→ **Set exercise A**: In the book review, shorten the paragraph that begins "The first half of this novel was amazing" and keep its main facts.

→ **Text section**:
September 28, 2011

REVIEW: The Curious Incident of the Dog in the Night-time by Mark Haddon

The Curious Incident of the Dog in the Night-time The Curious Incident of the Dog in the Night-time by Mark Haddon
My rating: 4 of 5 stars

WARNING: Possible Spoiler. Read with caution.

The first half of this novel was amazing. It started at the right foot, introducing us to Christopher Boone who has an autistic spectrum syndrome, and his quest to find Wellington, his neighbour's dog's, murderer. It continued to be intriguing as the reader begins to get to know who Christopher is exactly. For example, his little quirks, his views, his love of red and prime numbers, and his hatred for the colour yellow. We get to know him and we get to glimpse how exactly he works. He is intelligent and practical, but he functions solely with logic and not emotion. It is the first time I have read a novel with such a different type of protagonist. I was hooked instantly.

→ **Set exercise B**: Copy the records from their first line through the line containing "news-headline: Canadian woman", both ends included.

→ **Data to process**:
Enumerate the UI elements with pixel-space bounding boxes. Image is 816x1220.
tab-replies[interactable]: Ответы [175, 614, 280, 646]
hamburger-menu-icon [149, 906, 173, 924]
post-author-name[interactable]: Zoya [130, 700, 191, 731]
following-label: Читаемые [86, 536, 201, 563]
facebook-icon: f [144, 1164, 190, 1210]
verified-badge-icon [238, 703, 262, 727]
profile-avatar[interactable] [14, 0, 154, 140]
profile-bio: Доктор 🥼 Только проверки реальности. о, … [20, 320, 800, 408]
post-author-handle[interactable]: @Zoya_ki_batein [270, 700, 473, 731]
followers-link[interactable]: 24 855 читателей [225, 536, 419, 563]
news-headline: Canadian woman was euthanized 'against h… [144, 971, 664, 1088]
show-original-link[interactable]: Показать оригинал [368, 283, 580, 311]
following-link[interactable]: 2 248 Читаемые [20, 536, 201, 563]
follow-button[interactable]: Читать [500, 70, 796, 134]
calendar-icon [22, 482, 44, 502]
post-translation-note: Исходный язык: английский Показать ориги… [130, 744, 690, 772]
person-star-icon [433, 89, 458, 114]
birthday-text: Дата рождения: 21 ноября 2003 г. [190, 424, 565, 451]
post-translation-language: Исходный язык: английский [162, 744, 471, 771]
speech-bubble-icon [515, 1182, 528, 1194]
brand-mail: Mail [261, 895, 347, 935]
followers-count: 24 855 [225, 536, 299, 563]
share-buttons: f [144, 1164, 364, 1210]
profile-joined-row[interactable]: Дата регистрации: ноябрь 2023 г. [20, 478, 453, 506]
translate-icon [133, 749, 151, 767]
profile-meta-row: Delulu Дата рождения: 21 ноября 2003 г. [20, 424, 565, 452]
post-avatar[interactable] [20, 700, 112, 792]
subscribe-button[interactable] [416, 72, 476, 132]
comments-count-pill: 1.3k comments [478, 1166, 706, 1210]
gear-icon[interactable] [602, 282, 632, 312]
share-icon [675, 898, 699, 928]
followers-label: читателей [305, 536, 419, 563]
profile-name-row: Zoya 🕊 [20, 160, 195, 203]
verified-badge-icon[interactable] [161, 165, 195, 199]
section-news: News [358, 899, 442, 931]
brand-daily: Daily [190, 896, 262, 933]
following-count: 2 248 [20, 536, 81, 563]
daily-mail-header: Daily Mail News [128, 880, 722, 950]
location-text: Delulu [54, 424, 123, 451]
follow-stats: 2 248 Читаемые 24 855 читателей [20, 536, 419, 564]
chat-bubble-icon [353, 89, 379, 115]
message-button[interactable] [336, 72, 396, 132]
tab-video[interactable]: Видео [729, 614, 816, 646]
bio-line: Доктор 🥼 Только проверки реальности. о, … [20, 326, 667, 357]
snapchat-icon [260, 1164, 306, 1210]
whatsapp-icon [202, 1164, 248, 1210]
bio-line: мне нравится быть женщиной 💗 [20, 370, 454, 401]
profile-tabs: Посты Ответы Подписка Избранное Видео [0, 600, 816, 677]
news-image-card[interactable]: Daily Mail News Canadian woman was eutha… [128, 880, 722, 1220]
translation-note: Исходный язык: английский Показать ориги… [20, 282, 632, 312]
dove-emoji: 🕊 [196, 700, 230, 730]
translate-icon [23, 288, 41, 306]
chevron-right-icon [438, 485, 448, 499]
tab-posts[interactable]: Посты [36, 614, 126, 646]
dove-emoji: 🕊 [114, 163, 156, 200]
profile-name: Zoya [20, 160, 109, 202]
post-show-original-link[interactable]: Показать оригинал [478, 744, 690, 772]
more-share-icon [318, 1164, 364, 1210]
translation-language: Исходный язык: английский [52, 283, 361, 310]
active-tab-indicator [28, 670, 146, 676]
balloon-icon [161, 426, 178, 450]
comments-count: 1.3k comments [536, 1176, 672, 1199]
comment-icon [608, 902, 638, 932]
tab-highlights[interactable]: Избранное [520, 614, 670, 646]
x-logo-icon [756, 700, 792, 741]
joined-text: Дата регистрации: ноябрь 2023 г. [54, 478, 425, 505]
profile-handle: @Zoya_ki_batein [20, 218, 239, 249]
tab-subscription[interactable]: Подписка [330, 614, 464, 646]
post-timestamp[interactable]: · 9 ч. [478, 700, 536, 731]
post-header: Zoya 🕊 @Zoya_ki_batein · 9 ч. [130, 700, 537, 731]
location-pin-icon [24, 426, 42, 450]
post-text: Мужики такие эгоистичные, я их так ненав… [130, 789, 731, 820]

→ **Full solution A**: The novel's first half was amazing. It opened well by introducing Christopher Boone, who has an autistic spectrum syndrome, and his quest to find who murdered Wellington, his neighbor's dog. It stayed intriguing as the reader learns who Christopher is: his quirks, his views, his love of red and prime numbers, and his hatred of yellow. He is intelligent and practical but works purely on logic, not emotion. It was the first novel the reviewer had read with such a different kind of protagonist, and they were hooked instantly.

→ **Full solution B**:
Enumerate the UI elements with pixel-space bounding boxes. Image is 816x1220.
tab-replies[interactable]: Ответы [175, 614, 280, 646]
hamburger-menu-icon [149, 906, 173, 924]
post-author-name[interactable]: Zoya [130, 700, 191, 731]
following-label: Читаемые [86, 536, 201, 563]
facebook-icon: f [144, 1164, 190, 1210]
verified-badge-icon [238, 703, 262, 727]
profile-avatar[interactable] [14, 0, 154, 140]
profile-bio: Доктор 🥼 Только проверки реальности. о, … [20, 320, 800, 408]
post-author-handle[interactable]: @Zoya_ki_batein [270, 700, 473, 731]
followers-link[interactable]: 24 855 читателей [225, 536, 419, 563]
news-headline: Canadian woman was euthanized 'against h… [144, 971, 664, 1088]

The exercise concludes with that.